> _EXERCISE MATERIALS_:

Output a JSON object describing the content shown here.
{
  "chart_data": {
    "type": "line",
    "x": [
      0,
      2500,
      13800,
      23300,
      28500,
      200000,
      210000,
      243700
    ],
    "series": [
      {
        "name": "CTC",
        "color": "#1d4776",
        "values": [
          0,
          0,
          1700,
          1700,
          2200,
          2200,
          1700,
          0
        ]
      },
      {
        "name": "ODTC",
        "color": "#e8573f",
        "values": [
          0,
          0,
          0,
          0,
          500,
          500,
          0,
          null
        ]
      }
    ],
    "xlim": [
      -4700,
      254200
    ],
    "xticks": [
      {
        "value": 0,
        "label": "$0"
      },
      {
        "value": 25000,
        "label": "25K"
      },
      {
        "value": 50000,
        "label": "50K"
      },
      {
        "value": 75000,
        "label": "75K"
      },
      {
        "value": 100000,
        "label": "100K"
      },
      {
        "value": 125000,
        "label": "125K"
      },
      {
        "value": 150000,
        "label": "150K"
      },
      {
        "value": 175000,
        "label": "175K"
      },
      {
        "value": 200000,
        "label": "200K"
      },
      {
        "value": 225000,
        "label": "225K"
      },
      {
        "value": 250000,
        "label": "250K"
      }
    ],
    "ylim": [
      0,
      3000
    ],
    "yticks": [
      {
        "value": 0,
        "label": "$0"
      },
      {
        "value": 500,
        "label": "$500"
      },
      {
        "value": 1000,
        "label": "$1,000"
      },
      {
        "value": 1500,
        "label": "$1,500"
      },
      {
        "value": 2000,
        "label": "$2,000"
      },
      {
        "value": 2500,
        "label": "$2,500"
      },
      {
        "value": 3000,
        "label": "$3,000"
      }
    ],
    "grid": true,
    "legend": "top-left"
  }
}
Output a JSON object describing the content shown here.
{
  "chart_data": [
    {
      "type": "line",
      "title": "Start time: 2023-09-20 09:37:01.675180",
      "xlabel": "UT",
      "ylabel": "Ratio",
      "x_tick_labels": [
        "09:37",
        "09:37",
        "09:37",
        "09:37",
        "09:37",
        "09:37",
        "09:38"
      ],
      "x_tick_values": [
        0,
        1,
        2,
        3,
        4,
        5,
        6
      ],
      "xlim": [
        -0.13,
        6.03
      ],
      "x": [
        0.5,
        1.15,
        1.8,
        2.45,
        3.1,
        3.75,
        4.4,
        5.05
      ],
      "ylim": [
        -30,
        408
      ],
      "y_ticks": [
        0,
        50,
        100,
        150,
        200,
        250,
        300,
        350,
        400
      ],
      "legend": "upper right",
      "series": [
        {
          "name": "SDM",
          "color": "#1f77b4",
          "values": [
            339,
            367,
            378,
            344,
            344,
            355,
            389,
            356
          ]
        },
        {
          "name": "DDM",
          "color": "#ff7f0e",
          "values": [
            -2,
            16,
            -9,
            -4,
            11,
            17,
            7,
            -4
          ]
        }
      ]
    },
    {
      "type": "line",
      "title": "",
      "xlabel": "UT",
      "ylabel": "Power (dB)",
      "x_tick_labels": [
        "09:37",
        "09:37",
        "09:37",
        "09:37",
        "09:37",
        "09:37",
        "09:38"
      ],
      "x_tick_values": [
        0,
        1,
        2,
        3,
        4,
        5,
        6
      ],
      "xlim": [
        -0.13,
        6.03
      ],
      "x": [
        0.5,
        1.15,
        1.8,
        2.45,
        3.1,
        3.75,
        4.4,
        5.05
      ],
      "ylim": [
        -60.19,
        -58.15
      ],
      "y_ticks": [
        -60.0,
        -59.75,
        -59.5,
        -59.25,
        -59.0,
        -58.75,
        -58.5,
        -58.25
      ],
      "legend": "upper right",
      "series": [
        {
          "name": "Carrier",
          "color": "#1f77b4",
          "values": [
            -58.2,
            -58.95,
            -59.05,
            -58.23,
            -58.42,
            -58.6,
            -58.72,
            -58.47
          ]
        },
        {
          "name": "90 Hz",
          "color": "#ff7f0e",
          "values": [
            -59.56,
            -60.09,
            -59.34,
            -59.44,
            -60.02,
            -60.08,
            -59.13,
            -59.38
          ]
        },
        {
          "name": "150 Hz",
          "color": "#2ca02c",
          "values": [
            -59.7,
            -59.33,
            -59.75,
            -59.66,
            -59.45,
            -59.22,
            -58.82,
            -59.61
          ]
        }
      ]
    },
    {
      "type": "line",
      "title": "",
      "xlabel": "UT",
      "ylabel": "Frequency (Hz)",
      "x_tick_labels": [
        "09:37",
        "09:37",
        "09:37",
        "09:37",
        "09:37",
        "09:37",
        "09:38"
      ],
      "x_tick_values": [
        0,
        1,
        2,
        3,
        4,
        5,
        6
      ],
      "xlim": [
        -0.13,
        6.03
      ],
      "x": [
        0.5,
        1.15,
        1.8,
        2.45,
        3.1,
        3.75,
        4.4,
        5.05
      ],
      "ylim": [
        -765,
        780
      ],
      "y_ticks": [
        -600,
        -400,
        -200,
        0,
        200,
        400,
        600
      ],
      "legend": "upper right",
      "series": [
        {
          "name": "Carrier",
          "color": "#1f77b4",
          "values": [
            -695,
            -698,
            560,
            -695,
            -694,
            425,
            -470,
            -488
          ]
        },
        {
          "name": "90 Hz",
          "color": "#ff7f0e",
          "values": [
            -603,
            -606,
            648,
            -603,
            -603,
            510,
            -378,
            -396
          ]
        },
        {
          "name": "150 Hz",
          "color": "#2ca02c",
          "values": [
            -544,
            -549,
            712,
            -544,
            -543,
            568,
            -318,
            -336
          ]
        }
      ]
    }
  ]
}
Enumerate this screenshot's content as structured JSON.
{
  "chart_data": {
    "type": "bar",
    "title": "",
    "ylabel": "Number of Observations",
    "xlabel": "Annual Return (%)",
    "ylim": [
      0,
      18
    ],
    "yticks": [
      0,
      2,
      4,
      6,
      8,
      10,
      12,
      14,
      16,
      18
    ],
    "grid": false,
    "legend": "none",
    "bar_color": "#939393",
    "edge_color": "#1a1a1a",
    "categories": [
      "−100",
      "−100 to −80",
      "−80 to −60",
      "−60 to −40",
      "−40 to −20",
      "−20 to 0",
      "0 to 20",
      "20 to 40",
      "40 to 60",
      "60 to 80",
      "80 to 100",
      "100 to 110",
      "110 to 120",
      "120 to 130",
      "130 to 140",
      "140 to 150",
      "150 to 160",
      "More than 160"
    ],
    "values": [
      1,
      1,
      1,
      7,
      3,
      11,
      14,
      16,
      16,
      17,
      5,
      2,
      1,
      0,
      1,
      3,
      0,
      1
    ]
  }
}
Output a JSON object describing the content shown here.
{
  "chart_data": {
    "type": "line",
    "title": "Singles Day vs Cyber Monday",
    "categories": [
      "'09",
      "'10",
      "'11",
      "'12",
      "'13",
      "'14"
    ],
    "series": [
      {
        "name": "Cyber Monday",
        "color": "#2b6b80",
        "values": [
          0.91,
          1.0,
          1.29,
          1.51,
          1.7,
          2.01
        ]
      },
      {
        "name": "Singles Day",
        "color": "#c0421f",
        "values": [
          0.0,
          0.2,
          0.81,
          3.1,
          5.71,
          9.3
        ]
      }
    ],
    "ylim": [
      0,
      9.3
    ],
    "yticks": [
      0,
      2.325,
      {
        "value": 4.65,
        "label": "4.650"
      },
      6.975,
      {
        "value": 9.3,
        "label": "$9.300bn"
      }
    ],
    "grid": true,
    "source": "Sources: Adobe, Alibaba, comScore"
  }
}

> _STATED EXERCISE_:
Please reproduce each line exactly as written.

> _EXERCISE ANSWER_:
Output a JSON object describing the content shown here.
{
  "chart_data": {
    "type": "line",
    "x": [
      0,
      2500,
      13800,
      23300,
      28500,
      200000,
      210000,
      243700
    ],
    "series": [
      {
        "name": "CTC",
        "color": "#1d4776",
        "values": [
          0,
          0,
          1700,
          1700,
          2200,
          2200,
          1700,
          0
        ]
      },
      {
        "name": "ODTC",
        "color": "#e8573f",
        "values": [
          0,
          0,
          0,
          0,
          500,
          500,
          0,
          null
        ]
      }
    ],
    "xlim": [
      -4700,
      254200
    ],
    "xticks": [
      {
        "value": 0,
        "label": "$0"
      },
      {
        "value": 25000,
        "label": "25K"
      },
      {
        "value": 50000,
        "label": "50K"
      },
      {
        "value": 75000,
        "label": "75K"
      },
      {
        "value": 100000,
        "label": "100K"
      },
      {
        "value": 125000,
        "label": "125K"
      },
      {
        "value": 150000,
        "label": "150K"
      },
      {
        "value": 175000,
        "label": "175K"
      },
      {
        "value": 200000,
        "label": "200K"
      },
      {
        "value": 225000,
        "label": "225K"
      },
      {
        "value": 250000,
        "label": "250K"
      }
    ],
    "ylim": [
      0,
      3000
    ],
    "yticks": [
      {
        "value": 0,
        "label": "$0"
      },
      {
        "value": 500,
        "label": "$500"
      },
      {
        "value": 1000,
        "label": "$1,000"
      },
      {
        "value": 1500,
        "label": "$1,500"
      },
      {
        "value": 2000,
        "label": "$2,000"
      },
      {
        "value": 2500,
        "label": "$2,500"
      },
      {
        "value": 3000,
        "label": "$3,000"
      }
    ],
    "grid": true,
    "legend": "top-left"
  }
}
Output a JSON object describing the content shown here.
{
  "chart_data": [
    {
      "type": "line",
      "title": "Start time: 2023-09-20 09:37:01.675180",
      "xlabel": "UT",
      "ylabel": "Ratio",
      "x_tick_labels": [
        "09:37",
        "09:37",
        "09:37",
        "09:37",
        "09:37",
        "09:37",
        "09:38"
      ],
      "x_tick_values": [
        0,
        1,
        2,
        3,
        4,
        5,
        6
      ],
      "xlim": [
        -0.13,
        6.03
      ],
      "x": [
        0.5,
        1.15,
        1.8,
        2.45,
        3.1,
        3.75,
        4.4,
        5.05
      ],
      "ylim": [
        -30,
        408
      ],
      "y_ticks": [
        0,
        50,
        100,
        150,
        200,
        250,
        300,
        350,
        400
      ],
      "legend": "upper right",
      "series": [
        {
          "name": "SDM",
          "color": "#1f77b4",
          "values": [
            339,
            367,
            378,
            344,
            344,
            355,
            389,
            356
          ]
        },
        {
          "name": "DDM",
          "color": "#ff7f0e",
          "values": [
            -2,
            16,
            -9,
            -4,
            11,
            17,
            7,
            -4
          ]
        }
      ]
    },
    {
      "type": "line",
      "title": "",
      "xlabel": "UT",
      "ylabel": "Power (dB)",
      "x_tick_labels": [
        "09:37",
        "09:37",
        "09:37",
        "09:37",
        "09:37",
        "09:37",
        "09:38"
      ],
      "x_tick_values": [
        0,
        1,
        2,
        3,
        4,
        5,
        6
      ],
      "xlim": [
        -0.13,
        6.03
      ],
      "x": [
        0.5,
        1.15,
        1.8,
        2.45,
        3.1,
        3.75,
        4.4,
        5.05
      ],
      "ylim": [
        -60.19,
        -58.15
      ],
      "y_ticks": [
        -60.0,
        -59.75,
        -59.5,
        -59.25,
        -59.0,
        -58.75,
        -58.5,
        -58.25
      ],
      "legend": "upper right",
      "series": [
        {
          "name": "Carrier",
          "color": "#1f77b4",
          "values": [
            -58.2,
            -58.95,
            -59.05,
            -58.23,
            -58.42,
            -58.6,
            -58.72,
            -58.47
          ]
        },
        {
          "name": "90 Hz",
          "color": "#ff7f0e",
          "values": [
            -59.56,
            -60.09,
            -59.34,
            -59.44,
            -60.02,
            -60.08,
            -59.13,
            -59.38
          ]
        },
        {
          "name": "150 Hz",
          "color": "#2ca02c",
          "values": [
            -59.7,
            -59.33,
            -59.75,
            -59.66,
            -59.45,
            -59.22,
            -58.82,
            -59.61
          ]
        }
      ]
    },
    {
      "type": "line",
      "title": "",
      "xlabel": "UT",
      "ylabel": "Frequency (Hz)",
      "x_tick_labels": [
        "09:37",
        "09:37",
        "09:37",
        "09:37",
        "09:37",
        "09:37",
        "09:38"
      ],
      "x_tick_values": [
        0,
        1,
        2,
        3,
        4,
        5,
        6
      ],
      "xlim": [
        -0.13,
        6.03
      ],
      "x": [
        0.5,
        1.15,
        1.8,
        2.45,
        3.1,
        3.75,
        4.4,
        5.05
      ],
      "ylim": [
        -765,
        780
      ],
      "y_ticks": [
        -600,
        -400,
        -200,
        0,
        200,
        400,
        600
      ],
      "legend": "upper right",
      "series": [
        {
          "name": "Carrier",
          "color": "#1f77b4",
          "values": [
            -695,
            -698,
            560,
            -695,
            -694,
            425,
            -470,
            -488
          ]
        },
        {
          "name": "90 Hz",
          "color": "#ff7f0e",
          "values": [
            -603,
            -606,
            648,
            -603,
            -603,
            510,
            -378,
            -396
          ]
        },
        {
          "name": "150 Hz",
          "color": "#2ca02c",
          "values": [
            -544,
            -549,
            712,
            -544,
            -543,
            568,
            -318,
            -336
          ]
        }
      ]
    }
  ]
}
Enumerate this screenshot's content as structured JSON.
{
  "chart_data": {
    "type": "bar",
    "title": "",
    "ylabel": "Number of Observations",
    "xlabel": "Annual Return (%)",
    "ylim": [
      0,
      18
    ],
    "yticks": [
      0,
      2,
      4,
      6,
      8,
      10,
      12,
      14,
      16,
      18
    ],
    "grid": false,
    "legend": "none",
    "bar_color": "#939393",
    "edge_color": "#1a1a1a",
    "categories": [
      "−100",
      "−100 to −80",
      "−80 to −60",
      "−60 to −40",
      "−40 to −20",
      "−20 to 0",
      "0 to 20",
      "20 to 40",
      "40 to 60",
      "60 to 80",
      "80 to 100",
      "100 to 110",
      "110 to 120",
      "120 to 130",
      "130 to 140",
      "140 to 150",
      "150 to 160",
      "More than 160"
    ],
    "values": [
      1,
      1,
      1,
      7,
      3,
      11,
      14,
      16,
      16,
      17,
      5,
      2,
      1,
      0,
      1,
      3,
      0,
      1
    ]
  }
}
Output a JSON object describing the content shown here.
{
  "chart_data": {
    "type": "line",
    "title": "Singles Day vs Cyber Monday",
    "categories": [
      "'09",
      "'10",
      "'11",
      "'12",
      "'13",
      "'14"
    ],
    "series": [
      {
        "name": "Cyber Monday",
        "color": "#2b6b80",
        "values": [
          0.91,
          1.0,
          1.29,
          1.51,
          1.7,
          2.01
        ]
      },
      {
        "name": "Singles Day",
        "color": "#c0421f",
        "values": [
          0.0,
          0.2,
          0.81,
          3.1,
          5.71,
          9.3
        ]
      }
    ],
    "ylim": [
      0,
      9.3
    ],
    "yticks": [
      0,
      2.325,
      {
        "value": 4.65,
        "label": "4.650"
      },
      6.975,
      {
        "value": 9.3,
        "label": "$9.300bn"
      }
    ],
    "grid": true,
    "source": "Sources: Adobe, Alibaba, comScore"
  }
}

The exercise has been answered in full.